-- Exercise directions --
Output every line of the data exactly as it appears.
------------
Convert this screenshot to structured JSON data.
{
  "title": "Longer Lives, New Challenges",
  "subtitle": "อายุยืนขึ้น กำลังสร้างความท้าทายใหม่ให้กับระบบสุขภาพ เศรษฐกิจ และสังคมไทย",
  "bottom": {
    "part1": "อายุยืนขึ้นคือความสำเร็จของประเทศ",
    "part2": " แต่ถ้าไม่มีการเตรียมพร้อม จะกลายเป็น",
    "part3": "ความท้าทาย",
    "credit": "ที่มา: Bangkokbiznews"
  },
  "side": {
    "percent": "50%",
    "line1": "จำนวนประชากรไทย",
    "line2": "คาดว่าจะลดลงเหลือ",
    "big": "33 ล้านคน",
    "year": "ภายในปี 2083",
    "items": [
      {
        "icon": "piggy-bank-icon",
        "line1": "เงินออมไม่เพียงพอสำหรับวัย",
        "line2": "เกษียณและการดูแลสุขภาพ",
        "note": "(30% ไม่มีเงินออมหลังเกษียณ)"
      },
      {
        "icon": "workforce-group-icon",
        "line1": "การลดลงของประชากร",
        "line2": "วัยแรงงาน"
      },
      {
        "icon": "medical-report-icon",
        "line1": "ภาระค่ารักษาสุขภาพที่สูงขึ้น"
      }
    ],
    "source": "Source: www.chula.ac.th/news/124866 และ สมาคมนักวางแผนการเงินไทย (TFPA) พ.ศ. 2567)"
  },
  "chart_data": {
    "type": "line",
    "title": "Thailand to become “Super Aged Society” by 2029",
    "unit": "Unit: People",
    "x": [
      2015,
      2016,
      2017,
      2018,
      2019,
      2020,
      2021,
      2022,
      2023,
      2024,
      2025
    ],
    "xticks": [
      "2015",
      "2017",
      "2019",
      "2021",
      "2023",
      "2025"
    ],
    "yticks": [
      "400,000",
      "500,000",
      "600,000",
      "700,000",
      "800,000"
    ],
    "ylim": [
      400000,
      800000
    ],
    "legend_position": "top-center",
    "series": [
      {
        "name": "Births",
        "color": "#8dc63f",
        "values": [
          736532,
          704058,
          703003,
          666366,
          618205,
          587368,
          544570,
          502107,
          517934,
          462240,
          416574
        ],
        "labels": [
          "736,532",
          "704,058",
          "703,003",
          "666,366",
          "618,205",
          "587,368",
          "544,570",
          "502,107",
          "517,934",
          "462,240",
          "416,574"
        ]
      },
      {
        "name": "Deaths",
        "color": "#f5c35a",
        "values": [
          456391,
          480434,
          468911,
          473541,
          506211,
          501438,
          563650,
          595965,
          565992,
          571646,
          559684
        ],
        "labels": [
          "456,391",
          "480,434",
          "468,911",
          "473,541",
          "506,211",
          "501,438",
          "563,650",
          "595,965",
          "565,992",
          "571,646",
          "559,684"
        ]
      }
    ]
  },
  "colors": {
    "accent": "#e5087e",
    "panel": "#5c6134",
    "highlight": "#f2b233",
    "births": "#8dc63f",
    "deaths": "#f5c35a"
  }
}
------------
-- Exercise result --
Convert this screenshot to structured JSON data.
{
  "title": "Longer Lives, New Challenges",
  "subtitle": "อายุยืนขึ้น กำลังสร้างความท้าทายใหม่ให้กับระบบสุขภาพ เศรษฐกิจ และสังคมไทย",
  "bottom": {
    "part1": "อายุยืนขึ้นคือความสำเร็จของประเทศ",
    "part2": " แต่ถ้าไม่มีการเตรียมพร้อม จะกลายเป็น",
    "part3": "ความท้าทาย",
    "credit": "ที่มา: Bangkokbiznews"
  },
  "side": {
    "percent": "50%",
    "line1": "จำนวนประชากรไทย",
    "line2": "คาดว่าจะลดลงเหลือ",
    "big": "33 ล้านคน",
    "year": "ภายในปี 2083",
    "items": [
      {
        "icon": "piggy-bank-icon",
        "line1": "เงินออมไม่เพียงพอสำหรับวัย",
        "line2": "เกษียณและการดูแลสุขภาพ",
        "note": "(30% ไม่มีเงินออมหลังเกษียณ)"
      },
      {
        "icon": "workforce-group-icon",
        "line1": "การลดลงของประชากร",
        "line2": "วัยแรงงาน"
      },
      {
        "icon": "medical-report-icon",
        "line1": "ภาระค่ารักษาสุขภาพที่สูงขึ้น"
      }
    ],
    "source": "Source: www.chula.ac.th/news/124866 และ สมาคมนักวางแผนการเงินไทย (TFPA) พ.ศ. 2567)"
  },
  "chart_data": {
    "type": "line",
    "title": "Thailand to become “Super Aged Society” by 2029",
    "unit": "Unit: People",
    "x": [
      2015,
      2016,
      2017,
      2018,
      2019,
      2020,
      2021,
      2022,
      2023,
      2024,
      2025
    ],
    "xticks": [
      "2015",
      "2017",
      "2019",
      "2021",
      "2023",
      "2025"
    ],
    "yticks": [
      "400,000",
      "500,000",
      "600,000",
      "700,000",
      "800,000"
    ],
    "ylim": [
      400000,
      800000
    ],
    "legend_position": "top-center",
    "series": [
      {
        "name": "Births",
        "color": "#8dc63f",
        "values": [
          736532,
          704058,
          703003,
          666366,
          618205,
          587368,
          544570,
          502107,
          517934,
          462240,
          416574
        ],
        "labels": [
          "736,532",
          "704,058",
          "703,003",
          "666,366",
          "618,205",
          "587,368",
          "544,570",
          "502,107",
          "517,934",
          "462,240",
          "416,574"
        ]
      },
      {
        "name": "Deaths",
        "color": "#f5c35a",
        "values": [
          456391,
          480434,
          468911,
          473541,
          506211,
          501438,
          563650,
          595965,
          565992,
          571646,
          559684
        ],
        "labels": [
          "456,391",
          "480,434",
          "468,911",
          "473,541",
          "506,211",
          "501,438",
          "563,650",
          "595,965",
          "565,992",
          "571,646",
          "559,684"
        ]
      }
    ]
  },
  "colors": {
    "accent": "#e5087e",
    "panel": "#5c6134",
    "highlight": "#f2b233",
    "births": "#8dc63f",
    "deaths": "#f5c35a"
  }
}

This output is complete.